**EXERCISE DETAILS:** Write out each line in which the string "REDBROOK" is present.

··········

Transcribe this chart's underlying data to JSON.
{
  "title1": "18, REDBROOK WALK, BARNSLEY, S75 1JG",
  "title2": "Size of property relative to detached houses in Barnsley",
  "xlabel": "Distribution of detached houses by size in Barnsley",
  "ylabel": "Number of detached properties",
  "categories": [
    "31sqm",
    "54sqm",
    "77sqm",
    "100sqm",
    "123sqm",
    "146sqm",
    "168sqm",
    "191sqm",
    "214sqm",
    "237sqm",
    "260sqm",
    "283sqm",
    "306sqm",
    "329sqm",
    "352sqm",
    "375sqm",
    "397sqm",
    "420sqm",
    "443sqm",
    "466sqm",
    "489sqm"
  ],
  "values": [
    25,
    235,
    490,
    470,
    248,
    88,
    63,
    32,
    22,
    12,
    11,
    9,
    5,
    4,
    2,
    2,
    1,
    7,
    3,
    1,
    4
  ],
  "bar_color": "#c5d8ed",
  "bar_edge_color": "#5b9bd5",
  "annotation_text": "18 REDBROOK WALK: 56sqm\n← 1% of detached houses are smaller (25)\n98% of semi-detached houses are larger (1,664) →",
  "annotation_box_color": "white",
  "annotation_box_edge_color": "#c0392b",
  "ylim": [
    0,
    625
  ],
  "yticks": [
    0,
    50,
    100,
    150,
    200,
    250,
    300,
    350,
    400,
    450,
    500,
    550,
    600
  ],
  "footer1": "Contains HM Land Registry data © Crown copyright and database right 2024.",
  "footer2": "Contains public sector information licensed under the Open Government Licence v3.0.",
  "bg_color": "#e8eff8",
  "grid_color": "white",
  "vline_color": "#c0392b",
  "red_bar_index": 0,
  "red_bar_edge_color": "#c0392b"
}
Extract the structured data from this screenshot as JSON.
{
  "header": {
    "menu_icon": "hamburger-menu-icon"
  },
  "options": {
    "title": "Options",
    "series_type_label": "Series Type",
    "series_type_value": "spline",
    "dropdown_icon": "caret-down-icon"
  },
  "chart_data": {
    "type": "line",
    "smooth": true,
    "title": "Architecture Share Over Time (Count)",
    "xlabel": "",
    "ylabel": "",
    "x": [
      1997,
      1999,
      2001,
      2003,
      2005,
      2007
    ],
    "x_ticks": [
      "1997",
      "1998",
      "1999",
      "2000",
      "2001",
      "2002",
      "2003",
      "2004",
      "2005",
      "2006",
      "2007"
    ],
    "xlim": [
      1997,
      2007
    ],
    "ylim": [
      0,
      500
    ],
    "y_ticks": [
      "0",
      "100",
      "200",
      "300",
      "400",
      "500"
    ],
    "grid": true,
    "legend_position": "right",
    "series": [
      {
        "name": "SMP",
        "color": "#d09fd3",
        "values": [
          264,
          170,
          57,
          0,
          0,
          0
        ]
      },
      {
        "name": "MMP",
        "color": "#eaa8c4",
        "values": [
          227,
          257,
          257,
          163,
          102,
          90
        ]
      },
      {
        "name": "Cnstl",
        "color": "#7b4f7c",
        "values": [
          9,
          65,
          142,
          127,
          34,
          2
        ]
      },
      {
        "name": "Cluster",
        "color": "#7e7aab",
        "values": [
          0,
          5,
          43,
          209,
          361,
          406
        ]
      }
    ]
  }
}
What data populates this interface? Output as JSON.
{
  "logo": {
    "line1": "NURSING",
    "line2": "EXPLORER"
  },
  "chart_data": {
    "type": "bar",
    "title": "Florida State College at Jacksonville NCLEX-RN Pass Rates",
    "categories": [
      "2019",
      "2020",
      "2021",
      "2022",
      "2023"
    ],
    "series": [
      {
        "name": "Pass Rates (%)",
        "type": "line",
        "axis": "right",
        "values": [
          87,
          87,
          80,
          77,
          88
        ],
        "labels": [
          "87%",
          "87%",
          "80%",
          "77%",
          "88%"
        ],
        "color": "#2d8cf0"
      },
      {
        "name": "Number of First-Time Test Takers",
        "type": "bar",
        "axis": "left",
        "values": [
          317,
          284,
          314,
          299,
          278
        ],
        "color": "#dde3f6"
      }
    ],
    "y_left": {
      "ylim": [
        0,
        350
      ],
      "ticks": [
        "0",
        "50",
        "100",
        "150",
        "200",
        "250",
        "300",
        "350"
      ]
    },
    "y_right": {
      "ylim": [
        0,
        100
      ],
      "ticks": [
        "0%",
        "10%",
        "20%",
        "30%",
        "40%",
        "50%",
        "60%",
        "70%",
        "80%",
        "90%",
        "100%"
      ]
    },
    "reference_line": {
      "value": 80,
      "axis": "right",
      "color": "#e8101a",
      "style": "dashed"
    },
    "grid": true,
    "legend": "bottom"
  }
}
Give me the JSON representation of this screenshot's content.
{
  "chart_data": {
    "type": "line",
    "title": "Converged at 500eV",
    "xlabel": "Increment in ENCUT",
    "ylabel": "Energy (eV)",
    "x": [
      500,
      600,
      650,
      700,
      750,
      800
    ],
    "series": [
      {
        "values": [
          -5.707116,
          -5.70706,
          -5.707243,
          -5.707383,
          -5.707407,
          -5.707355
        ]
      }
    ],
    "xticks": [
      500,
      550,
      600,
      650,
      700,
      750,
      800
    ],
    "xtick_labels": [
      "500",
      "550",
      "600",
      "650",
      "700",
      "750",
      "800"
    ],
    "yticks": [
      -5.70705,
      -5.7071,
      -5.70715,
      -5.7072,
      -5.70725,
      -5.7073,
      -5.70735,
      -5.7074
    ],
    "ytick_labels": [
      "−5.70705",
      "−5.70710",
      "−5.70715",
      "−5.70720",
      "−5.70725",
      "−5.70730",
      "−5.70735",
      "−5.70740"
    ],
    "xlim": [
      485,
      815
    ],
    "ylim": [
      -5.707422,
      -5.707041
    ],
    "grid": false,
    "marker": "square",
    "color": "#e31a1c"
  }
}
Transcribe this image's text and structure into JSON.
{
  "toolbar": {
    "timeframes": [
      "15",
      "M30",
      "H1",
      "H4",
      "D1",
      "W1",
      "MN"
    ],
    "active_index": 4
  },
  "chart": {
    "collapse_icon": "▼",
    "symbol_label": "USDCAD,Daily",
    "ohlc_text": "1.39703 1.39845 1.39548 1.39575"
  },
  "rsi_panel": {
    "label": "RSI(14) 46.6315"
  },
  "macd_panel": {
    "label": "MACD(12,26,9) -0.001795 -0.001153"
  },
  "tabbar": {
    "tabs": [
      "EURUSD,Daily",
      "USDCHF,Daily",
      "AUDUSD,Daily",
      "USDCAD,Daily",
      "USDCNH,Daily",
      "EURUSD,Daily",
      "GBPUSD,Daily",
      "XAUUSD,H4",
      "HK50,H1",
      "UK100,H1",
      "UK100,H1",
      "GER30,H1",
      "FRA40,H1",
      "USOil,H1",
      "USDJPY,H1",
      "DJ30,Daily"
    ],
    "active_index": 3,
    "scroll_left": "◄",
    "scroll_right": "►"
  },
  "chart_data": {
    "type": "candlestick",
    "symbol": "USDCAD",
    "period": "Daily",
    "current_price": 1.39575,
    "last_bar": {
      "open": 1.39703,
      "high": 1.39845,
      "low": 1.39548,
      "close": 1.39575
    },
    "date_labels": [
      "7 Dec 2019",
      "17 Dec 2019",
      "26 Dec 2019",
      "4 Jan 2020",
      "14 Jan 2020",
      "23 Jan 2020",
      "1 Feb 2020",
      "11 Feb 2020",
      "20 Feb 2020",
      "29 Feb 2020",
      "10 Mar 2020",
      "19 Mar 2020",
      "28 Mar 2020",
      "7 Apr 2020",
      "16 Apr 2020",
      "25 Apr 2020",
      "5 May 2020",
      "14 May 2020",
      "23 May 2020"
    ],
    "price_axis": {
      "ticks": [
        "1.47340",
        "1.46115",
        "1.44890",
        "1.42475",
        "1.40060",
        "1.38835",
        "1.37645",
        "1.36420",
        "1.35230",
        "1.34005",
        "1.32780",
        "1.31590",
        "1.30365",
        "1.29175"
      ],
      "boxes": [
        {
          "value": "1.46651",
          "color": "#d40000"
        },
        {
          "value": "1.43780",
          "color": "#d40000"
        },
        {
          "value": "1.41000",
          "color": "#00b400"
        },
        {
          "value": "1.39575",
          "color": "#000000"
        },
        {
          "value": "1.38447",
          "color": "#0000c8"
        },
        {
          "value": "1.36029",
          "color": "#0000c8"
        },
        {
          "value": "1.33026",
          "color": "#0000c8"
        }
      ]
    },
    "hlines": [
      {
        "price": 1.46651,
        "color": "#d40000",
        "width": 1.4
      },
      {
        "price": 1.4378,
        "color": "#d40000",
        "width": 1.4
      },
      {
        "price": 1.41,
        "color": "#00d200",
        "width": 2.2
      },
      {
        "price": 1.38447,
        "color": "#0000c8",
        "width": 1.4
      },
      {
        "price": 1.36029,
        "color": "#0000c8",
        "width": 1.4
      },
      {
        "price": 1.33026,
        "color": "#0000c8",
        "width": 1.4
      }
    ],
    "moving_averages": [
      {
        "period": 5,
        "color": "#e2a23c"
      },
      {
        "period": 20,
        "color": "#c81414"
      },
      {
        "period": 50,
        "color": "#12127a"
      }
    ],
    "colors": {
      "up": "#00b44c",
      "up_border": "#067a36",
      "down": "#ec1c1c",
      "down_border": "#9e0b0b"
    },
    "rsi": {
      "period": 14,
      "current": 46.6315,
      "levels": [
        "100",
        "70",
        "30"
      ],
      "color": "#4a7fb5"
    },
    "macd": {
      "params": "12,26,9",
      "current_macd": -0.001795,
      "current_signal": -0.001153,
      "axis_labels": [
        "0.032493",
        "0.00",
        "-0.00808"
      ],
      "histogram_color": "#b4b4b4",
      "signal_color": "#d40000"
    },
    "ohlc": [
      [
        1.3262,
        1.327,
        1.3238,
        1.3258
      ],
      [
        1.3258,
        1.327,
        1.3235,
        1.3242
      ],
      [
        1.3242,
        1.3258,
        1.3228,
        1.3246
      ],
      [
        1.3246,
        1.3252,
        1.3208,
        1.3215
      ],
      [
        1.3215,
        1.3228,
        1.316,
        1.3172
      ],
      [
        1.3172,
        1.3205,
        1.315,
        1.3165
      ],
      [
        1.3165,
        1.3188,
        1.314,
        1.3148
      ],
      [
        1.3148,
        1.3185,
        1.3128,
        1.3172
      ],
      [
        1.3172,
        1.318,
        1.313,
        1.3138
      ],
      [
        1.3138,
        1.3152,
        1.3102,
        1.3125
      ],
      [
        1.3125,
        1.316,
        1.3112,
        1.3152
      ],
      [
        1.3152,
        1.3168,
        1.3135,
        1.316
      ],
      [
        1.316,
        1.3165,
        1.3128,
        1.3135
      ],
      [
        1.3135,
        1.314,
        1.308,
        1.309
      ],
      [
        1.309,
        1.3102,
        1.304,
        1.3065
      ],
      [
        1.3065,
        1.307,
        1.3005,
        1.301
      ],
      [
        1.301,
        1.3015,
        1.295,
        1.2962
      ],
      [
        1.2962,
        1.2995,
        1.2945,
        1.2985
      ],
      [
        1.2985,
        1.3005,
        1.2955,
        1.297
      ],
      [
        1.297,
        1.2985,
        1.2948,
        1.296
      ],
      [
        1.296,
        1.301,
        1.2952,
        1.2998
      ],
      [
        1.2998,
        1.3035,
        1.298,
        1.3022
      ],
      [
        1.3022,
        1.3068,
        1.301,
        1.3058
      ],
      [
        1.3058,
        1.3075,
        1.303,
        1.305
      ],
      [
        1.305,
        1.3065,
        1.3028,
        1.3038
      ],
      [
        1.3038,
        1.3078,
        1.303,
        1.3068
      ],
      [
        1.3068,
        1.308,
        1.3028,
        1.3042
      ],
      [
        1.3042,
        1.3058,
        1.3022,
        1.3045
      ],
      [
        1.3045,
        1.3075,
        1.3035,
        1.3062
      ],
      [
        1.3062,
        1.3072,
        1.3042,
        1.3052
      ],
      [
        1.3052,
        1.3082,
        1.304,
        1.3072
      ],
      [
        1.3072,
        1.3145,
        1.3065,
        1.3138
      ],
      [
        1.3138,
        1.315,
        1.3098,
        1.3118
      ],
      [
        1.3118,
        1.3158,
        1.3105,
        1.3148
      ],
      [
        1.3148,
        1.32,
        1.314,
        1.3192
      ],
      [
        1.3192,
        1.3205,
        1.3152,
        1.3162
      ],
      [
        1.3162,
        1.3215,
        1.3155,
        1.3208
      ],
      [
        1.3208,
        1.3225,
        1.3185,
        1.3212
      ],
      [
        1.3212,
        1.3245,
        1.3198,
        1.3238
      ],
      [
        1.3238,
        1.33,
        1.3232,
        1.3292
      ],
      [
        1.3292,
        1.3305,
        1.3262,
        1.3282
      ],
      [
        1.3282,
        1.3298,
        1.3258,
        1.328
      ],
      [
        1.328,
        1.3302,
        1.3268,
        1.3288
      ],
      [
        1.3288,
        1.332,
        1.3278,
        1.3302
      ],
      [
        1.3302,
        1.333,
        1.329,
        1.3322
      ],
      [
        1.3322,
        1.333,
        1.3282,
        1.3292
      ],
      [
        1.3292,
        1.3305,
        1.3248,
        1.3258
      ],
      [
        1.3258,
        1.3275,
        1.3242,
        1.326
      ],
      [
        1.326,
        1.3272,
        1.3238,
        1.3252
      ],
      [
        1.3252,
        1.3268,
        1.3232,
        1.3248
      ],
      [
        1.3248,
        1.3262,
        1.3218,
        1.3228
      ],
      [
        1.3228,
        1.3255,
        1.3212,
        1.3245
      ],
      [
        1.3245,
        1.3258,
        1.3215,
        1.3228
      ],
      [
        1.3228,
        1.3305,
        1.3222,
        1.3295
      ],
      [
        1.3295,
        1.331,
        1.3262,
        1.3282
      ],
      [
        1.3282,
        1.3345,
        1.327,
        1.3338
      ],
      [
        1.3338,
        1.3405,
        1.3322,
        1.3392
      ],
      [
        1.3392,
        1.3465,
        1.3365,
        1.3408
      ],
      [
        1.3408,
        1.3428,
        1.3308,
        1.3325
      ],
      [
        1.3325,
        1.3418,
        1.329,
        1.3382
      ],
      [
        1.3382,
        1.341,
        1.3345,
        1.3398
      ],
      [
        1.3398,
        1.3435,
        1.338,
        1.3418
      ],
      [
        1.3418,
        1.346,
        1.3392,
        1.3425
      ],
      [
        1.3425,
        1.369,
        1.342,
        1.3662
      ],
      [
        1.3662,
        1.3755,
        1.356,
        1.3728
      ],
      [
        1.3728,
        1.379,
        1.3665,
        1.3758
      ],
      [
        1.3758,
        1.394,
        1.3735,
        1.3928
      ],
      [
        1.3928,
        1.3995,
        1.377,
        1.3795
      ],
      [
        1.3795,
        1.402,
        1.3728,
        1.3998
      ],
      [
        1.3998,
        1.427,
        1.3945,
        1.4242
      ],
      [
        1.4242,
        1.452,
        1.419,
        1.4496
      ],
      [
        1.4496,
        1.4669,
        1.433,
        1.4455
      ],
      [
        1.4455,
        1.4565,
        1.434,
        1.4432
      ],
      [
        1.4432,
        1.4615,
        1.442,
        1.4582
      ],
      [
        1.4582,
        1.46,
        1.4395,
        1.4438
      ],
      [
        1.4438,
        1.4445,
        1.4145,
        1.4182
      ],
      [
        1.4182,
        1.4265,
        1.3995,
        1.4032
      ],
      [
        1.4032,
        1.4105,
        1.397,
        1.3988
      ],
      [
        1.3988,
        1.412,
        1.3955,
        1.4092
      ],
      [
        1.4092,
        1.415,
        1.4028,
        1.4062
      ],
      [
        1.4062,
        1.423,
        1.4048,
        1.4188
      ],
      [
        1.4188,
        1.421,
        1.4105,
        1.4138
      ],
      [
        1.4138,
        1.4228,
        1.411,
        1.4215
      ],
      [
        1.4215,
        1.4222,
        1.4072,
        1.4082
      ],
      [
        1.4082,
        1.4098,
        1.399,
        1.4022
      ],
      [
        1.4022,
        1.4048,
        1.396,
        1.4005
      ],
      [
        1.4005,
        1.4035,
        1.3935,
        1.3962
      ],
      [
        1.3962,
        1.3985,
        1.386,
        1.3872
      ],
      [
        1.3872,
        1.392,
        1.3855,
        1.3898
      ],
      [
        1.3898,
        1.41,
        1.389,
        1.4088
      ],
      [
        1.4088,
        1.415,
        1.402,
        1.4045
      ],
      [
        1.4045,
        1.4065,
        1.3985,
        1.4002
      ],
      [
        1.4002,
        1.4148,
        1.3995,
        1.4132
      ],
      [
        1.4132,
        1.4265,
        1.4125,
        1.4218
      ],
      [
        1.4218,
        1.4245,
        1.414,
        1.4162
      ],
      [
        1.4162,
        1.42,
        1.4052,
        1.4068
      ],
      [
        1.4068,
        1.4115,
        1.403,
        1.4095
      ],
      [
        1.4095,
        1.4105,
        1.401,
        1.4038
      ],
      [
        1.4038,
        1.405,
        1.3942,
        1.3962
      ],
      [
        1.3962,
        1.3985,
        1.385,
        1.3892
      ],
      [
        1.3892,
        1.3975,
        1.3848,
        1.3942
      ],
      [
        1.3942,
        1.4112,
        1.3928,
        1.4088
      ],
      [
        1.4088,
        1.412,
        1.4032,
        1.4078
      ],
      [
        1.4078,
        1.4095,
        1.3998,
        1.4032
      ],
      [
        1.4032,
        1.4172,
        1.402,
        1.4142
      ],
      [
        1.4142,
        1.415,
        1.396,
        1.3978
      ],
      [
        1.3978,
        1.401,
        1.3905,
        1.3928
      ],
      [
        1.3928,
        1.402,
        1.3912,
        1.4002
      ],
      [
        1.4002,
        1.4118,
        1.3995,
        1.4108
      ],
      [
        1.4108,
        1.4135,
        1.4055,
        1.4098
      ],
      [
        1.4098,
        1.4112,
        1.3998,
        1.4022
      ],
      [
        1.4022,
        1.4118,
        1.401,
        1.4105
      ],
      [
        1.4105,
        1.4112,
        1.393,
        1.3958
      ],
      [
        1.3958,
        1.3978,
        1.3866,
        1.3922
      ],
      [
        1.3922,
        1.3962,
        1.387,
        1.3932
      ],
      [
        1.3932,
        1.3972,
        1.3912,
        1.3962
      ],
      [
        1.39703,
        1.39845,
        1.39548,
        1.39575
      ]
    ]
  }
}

··········

**EXPECTED ANSWER:**
  "title1": "18, REDBROOK WALK, BARNSLEY, S75 1JG",
  "annotation_text": "18 REDBROOK WALK: 56sqm\n← 1% of detached houses are smaller (25)\n98% of semi-detached houses are larger (1,664) →",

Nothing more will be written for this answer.